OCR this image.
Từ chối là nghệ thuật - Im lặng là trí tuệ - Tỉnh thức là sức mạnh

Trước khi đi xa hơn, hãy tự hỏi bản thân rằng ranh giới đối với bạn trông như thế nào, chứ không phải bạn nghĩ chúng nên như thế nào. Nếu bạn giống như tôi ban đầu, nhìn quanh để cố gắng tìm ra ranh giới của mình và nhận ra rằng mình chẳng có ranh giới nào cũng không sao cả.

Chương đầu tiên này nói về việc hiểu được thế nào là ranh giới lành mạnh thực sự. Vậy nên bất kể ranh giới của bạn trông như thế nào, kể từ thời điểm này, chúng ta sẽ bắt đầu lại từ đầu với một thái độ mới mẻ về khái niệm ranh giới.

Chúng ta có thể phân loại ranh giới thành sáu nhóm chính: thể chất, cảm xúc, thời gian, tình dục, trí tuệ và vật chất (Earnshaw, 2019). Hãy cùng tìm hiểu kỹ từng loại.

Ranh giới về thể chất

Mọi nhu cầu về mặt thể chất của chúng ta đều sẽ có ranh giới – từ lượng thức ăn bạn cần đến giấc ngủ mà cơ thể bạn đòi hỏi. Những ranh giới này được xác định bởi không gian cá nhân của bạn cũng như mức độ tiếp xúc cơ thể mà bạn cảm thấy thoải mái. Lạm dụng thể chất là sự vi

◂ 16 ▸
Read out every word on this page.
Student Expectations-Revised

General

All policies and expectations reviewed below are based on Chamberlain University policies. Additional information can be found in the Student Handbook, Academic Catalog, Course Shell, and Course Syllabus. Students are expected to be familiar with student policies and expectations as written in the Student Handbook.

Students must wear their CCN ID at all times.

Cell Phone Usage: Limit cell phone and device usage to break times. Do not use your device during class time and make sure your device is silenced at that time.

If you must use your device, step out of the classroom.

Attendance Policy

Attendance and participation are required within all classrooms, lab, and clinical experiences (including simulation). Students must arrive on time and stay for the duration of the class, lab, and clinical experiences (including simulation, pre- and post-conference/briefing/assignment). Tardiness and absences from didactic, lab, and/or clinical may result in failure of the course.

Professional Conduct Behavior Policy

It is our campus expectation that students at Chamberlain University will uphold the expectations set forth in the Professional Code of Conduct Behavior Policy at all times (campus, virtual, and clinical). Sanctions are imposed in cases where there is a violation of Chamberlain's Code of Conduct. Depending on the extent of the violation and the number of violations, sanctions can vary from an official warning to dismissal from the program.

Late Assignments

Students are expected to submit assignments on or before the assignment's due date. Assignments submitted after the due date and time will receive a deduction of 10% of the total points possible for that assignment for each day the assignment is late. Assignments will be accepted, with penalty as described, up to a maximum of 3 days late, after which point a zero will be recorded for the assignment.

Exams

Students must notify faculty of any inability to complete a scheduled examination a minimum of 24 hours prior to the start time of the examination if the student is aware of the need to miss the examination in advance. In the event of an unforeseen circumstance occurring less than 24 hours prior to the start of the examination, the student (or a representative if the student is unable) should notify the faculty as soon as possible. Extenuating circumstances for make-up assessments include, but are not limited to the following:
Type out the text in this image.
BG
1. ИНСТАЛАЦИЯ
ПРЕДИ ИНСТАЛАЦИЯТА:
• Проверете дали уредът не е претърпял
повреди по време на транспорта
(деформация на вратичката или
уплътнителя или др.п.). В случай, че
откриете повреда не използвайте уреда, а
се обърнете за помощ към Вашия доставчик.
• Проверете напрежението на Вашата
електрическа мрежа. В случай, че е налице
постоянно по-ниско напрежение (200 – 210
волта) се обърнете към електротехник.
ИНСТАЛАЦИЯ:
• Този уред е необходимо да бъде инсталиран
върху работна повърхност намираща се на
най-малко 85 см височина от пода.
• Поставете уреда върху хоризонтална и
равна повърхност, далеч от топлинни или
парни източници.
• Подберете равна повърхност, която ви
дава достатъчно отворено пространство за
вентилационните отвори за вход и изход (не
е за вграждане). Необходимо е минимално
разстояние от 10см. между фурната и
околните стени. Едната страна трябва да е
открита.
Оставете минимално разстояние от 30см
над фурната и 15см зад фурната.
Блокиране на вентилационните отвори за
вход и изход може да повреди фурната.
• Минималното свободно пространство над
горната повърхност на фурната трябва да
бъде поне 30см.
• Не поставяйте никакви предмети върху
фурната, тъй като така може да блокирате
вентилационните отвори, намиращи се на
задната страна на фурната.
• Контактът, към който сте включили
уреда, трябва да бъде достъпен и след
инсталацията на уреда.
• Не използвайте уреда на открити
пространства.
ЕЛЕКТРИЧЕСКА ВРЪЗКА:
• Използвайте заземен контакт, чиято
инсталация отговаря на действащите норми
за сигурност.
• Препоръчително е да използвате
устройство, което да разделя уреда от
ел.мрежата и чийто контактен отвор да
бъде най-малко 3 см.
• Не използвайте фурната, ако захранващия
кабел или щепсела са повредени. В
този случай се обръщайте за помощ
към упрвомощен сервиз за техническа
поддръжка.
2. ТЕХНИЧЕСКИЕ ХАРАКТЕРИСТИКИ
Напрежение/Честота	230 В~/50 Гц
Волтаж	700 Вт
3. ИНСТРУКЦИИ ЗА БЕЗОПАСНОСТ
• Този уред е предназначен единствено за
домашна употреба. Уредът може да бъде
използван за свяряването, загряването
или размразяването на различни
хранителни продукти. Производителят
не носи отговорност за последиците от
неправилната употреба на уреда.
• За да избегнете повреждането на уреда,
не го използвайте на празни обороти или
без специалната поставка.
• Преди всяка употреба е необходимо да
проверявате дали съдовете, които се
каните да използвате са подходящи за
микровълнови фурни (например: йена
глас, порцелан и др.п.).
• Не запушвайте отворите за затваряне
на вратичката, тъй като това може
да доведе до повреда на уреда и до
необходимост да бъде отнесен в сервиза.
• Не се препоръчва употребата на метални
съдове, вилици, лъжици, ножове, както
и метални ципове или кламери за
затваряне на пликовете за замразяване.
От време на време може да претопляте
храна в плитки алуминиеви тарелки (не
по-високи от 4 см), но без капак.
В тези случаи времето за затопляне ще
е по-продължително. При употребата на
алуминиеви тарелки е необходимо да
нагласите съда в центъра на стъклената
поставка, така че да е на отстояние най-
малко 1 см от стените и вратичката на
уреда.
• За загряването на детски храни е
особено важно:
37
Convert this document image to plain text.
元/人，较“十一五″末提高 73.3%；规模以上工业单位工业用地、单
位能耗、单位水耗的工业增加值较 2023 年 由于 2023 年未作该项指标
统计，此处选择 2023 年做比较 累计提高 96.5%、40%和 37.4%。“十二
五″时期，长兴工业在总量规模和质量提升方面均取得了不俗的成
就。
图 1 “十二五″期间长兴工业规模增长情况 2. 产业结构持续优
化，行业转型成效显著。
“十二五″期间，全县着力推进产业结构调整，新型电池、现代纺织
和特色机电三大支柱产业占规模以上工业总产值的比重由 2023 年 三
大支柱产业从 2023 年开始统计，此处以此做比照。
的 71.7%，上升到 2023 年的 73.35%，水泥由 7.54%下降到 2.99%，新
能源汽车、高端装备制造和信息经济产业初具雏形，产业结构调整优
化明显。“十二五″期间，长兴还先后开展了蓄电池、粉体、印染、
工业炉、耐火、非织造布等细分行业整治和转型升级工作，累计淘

◇ ◇ ◇ ◇ ◇ ◇ ◇

THE TASK
Copy the lines from the entries above in which the word "повърхност" appears.

TASK OUTPUT
върху работна повърхност намираща се на
равна повърхност, далеч от топлинни или
• Подберете равна повърхност, която ви
горната повърхност на фурната трябва да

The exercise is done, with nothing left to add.